Objective ->
Could you extract every line below word for word, leaving the pictures out of your answer?

Raw records ->
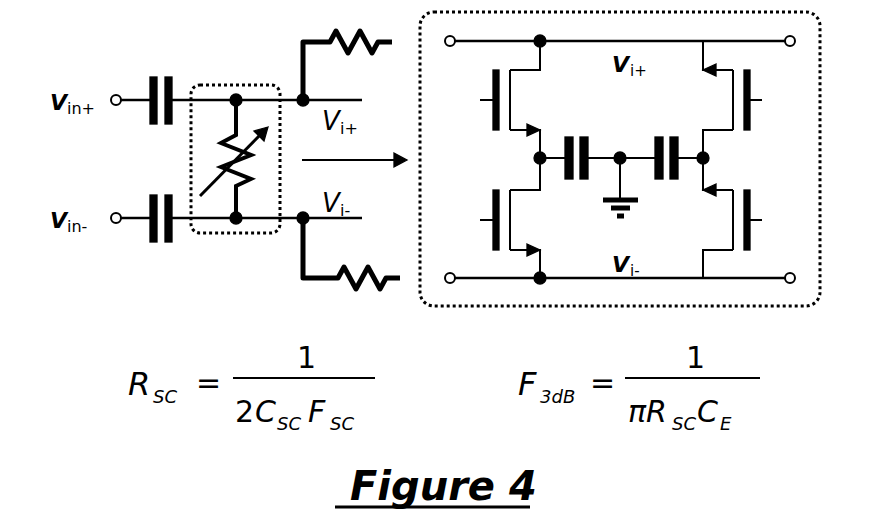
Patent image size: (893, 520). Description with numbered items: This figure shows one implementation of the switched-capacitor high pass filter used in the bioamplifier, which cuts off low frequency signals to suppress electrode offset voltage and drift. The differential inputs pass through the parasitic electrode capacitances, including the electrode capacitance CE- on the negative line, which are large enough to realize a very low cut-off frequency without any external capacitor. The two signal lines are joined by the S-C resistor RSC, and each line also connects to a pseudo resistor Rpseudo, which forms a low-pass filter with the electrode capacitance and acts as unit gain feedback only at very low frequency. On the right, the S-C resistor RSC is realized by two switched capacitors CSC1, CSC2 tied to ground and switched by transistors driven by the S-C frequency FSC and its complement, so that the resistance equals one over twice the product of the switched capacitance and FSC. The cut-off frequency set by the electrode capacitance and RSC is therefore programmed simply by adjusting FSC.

The electrode capacitance CE- is at (161, 234).
The S-C resistor RSC is at (235, 177).
The pseudo resistor Rpseudo is at (331, 166).
The S-C frequency FSC is at (799, 88).
The switched capacitor CSC1 is at (580, 146).
The switched capacitor CSC2 is at (661, 146).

Answer to the exercise ->
Patent image size: (893, 520). Description with numbered items: This figure shows one implementation of the switched-capacitor high pass filter used in the bioamplifier, which cuts off low frequency signals to suppress electrode offset voltage and drift. The differential inputs pass through the parasitic electrode capacitances, including the electrode capacitance CE- on the negative line, which are large enough to realize a very low cut-off frequency without any external capacitor. The two signal lines are joined by the S-C resistor RSC, and each line also connects to a pseudo resistor Rpseudo, which forms a low-pass filter with the electrode capacitance and acts as unit gain feedback only at very low frequency. On the right, the S-C resistor RSC is realized by two switched capacitors CSC1, CSC2 tied to ground and switched by transistors driven by the S-C frequency FSC and its complement, so that the resistance equals one over twice the product of the switched capacitance and FSC. The cut-off frequency set by the electrode capacitance and RSC is therefore programmed simply by adjusting FSC.

The electrode capacitance CE- is at (161, 234).
The S-C resistor RSC is at (235, 177).
The pseudo resistor Rpseudo is at (331, 166).
The S-C frequency FSC is at (799, 88).
The switched capacitor CSC1 is at (580, 146).
The switched capacitor CSC2 is at (661, 146).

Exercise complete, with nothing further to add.